_YOUR GOAL_:
Give every entry again, word for word and in full.

(Stored data)

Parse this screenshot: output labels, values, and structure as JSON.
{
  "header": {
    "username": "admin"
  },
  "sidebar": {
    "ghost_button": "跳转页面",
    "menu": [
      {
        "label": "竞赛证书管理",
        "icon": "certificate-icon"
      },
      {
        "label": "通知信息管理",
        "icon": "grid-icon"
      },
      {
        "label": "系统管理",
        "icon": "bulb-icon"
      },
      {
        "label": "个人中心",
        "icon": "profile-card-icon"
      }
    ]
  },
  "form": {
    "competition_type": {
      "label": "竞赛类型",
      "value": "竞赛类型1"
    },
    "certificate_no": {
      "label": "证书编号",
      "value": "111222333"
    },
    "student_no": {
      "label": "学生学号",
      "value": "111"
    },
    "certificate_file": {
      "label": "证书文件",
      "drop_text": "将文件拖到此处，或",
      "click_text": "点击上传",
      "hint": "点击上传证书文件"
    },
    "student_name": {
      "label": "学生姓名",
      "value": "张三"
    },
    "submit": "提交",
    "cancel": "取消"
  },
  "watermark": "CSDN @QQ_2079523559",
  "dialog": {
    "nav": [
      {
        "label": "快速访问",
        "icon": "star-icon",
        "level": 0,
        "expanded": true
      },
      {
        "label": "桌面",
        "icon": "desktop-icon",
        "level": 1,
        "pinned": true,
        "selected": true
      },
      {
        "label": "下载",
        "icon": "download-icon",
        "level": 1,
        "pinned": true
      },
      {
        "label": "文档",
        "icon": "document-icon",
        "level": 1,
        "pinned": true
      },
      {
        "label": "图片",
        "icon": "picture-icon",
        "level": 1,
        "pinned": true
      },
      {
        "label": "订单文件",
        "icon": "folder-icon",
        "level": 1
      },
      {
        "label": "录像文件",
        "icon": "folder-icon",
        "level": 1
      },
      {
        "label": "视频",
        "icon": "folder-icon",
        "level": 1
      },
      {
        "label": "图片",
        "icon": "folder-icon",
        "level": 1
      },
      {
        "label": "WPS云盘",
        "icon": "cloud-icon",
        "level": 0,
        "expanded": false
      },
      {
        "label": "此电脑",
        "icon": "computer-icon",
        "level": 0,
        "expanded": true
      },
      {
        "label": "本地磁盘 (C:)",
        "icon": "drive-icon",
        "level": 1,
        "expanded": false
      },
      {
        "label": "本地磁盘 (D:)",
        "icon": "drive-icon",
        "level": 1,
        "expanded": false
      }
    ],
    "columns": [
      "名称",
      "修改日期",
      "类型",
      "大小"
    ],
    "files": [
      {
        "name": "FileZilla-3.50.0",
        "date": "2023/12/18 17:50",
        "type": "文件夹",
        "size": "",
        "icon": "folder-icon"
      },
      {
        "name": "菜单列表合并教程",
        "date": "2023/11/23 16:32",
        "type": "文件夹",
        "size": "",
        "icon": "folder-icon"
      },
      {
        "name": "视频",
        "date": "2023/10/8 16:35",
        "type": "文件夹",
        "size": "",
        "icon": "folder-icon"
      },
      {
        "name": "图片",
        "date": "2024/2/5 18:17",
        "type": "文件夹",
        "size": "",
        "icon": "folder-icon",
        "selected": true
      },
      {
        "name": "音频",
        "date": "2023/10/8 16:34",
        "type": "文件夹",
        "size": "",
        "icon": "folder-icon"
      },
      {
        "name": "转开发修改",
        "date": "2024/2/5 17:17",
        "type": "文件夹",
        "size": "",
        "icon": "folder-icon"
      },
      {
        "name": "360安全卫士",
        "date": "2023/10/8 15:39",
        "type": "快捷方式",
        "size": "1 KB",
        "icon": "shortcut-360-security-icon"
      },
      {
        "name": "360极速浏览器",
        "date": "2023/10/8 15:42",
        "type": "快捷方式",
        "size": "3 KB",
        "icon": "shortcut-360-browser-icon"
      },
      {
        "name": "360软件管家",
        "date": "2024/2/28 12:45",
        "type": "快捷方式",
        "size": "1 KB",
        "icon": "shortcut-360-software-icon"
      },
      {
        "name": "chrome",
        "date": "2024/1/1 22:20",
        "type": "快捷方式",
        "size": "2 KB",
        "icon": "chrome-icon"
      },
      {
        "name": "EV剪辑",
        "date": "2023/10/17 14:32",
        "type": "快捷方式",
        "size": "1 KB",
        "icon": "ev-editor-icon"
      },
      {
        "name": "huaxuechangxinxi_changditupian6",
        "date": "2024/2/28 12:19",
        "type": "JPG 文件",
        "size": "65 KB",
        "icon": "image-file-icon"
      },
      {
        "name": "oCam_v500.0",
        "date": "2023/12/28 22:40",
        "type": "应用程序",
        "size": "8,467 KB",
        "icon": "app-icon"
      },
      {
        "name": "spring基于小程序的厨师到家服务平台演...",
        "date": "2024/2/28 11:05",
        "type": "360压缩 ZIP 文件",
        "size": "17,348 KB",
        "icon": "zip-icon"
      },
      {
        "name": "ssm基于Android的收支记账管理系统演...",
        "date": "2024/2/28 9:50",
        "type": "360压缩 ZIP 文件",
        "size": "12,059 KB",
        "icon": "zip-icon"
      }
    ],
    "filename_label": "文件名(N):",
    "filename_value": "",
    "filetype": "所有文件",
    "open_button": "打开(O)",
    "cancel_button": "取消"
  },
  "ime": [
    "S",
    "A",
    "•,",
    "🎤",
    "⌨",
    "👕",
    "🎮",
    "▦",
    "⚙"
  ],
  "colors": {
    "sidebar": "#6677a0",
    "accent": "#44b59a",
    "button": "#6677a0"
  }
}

_EXERCISE OUTPUT_:
Parse this screenshot: output labels, values, and structure as JSON.
{
  "header": {
    "username": "admin"
  },
  "sidebar": {
    "ghost_button": "跳转页面",
    "menu": [
      {
        "label": "竞赛证书管理",
        "icon": "certificate-icon"
      },
      {
        "label": "通知信息管理",
        "icon": "grid-icon"
      },
      {
        "label": "系统管理",
        "icon": "bulb-icon"
      },
      {
        "label": "个人中心",
        "icon": "profile-card-icon"
      }
    ]
  },
  "form": {
    "competition_type": {
      "label": "竞赛类型",
      "value": "竞赛类型1"
    },
    "certificate_no": {
      "label": "证书编号",
      "value": "111222333"
    },
    "student_no": {
      "label": "学生学号",
      "value": "111"
    },
    "certificate_file": {
      "label": "证书文件",
      "drop_text": "将文件拖到此处，或",
      "click_text": "点击上传",
      "hint": "点击上传证书文件"
    },
    "student_name": {
      "label": "学生姓名",
      "value": "张三"
    },
    "submit": "提交",
    "cancel": "取消"
  },
  "watermark": "CSDN @QQ_2079523559",
  "dialog": {
    "nav": [
      {
        "label": "快速访问",
        "icon": "star-icon",
        "level": 0,
        "expanded": true
      },
      {
        "label": "桌面",
        "icon": "desktop-icon",
        "level": 1,
        "pinned": true,
        "selected": true
      },
      {
        "label": "下载",
        "icon": "download-icon",
        "level": 1,
        "pinned": true
      },
      {
        "label": "文档",
        "icon": "document-icon",
        "level": 1,
        "pinned": true
      },
      {
        "label": "图片",
        "icon": "picture-icon",
        "level": 1,
        "pinned": true
      },
      {
        "label": "订单文件",
        "icon": "folder-icon",
        "level": 1
      },
      {
        "label": "录像文件",
        "icon": "folder-icon",
        "level": 1
      },
      {
        "label": "视频",
        "icon": "folder-icon",
        "level": 1
      },
      {
        "label": "图片",
        "icon": "folder-icon",
        "level": 1
      },
      {
        "label": "WPS云盘",
        "icon": "cloud-icon",
        "level": 0,
        "expanded": false
      },
      {
        "label": "此电脑",
        "icon": "computer-icon",
        "level": 0,
        "expanded": true
      },
      {
        "label": "本地磁盘 (C:)",
        "icon": "drive-icon",
        "level": 1,
        "expanded": false
      },
      {
        "label": "本地磁盘 (D:)",
        "icon": "drive-icon",
        "level": 1,
        "expanded": false
      }
    ],
    "columns": [
      "名称",
      "修改日期",
      "类型",
      "大小"
    ],
    "files": [
      {
        "name": "FileZilla-3.50.0",
        "date": "2023/12/18 17:50",
        "type": "文件夹",
        "size": "",
        "icon": "folder-icon"
      },
      {
        "name": "菜单列表合并教程",
        "date": "2023/11/23 16:32",
        "type": "文件夹",
        "size": "",
        "icon": "folder-icon"
      },
      {
        "name": "视频",
        "date": "2023/10/8 16:35",
        "type": "文件夹",
        "size": "",
        "icon": "folder-icon"
      },
      {
        "name": "图片",
        "date": "2024/2/5 18:17",
        "type": "文件夹",
        "size": "",
        "icon": "folder-icon",
        "selected": true
      },
      {
        "name": "音频",
        "date": "2023/10/8 16:34",
        "type": "文件夹",
        "size": "",
        "icon": "folder-icon"
      },
      {
        "name": "转开发修改",
        "date": "2024/2/5 17:17",
        "type": "文件夹",
        "size": "",
        "icon": "folder-icon"
      },
      {
        "name": "360安全卫士",
        "date": "2023/10/8 15:39",
        "type": "快捷方式",
        "size": "1 KB",
        "icon": "shortcut-360-security-icon"
      },
      {
        "name": "360极速浏览器",
        "date": "2023/10/8 15:42",
        "type": "快捷方式",
        "size": "3 KB",
        "icon": "shortcut-360-browser-icon"
      },
      {
        "name": "360软件管家",
        "date": "2024/2/28 12:45",
        "type": "快捷方式",
        "size": "1 KB",
        "icon": "shortcut-360-software-icon"
      },
      {
        "name": "chrome",
        "date": "2024/1/1 22:20",
        "type": "快捷方式",
        "size": "2 KB",
        "icon": "chrome-icon"
      },
      {
        "name": "EV剪辑",
        "date": "2023/10/17 14:32",
        "type": "快捷方式",
        "size": "1 KB",
        "icon": "ev-editor-icon"
      },
      {
        "name": "huaxuechangxinxi_changditupian6",
        "date": "2024/2/28 12:19",
        "type": "JPG 文件",
        "size": "65 KB",
        "icon": "image-file-icon"
      },
      {
        "name": "oCam_v500.0",
        "date": "2023/12/28 22:40",
        "type": "应用程序",
        "size": "8,467 KB",
        "icon": "app-icon"
      },
      {
        "name": "spring基于小程序的厨师到家服务平台演...",
        "date": "2024/2/28 11:05",
        "type": "360压缩 ZIP 文件",
        "size": "17,348 KB",
        "icon": "zip-icon"
      },
      {
        "name": "ssm基于Android的收支记账管理系统演...",
        "date": "2024/2/28 9:50",
        "type": "360压缩 ZIP 文件",
        "size": "12,059 KB",
        "icon": "zip-icon"
      }
    ],
    "filename_label": "文件名(N):",
    "filename_value": "",
    "filetype": "所有文件",
    "open_button": "打开(O)",
    "cancel_button": "取消"
  },
  "ime": [
    "S",
    "A",
    "•,",
    "🎤",
    "⌨",
    "👕",
    "🎮",
    "▦",
    "⚙"
  ],
  "colors": {
    "sidebar": "#6677a0",
    "accent": "#44b59a",
    "button": "#6677a0"
  }
}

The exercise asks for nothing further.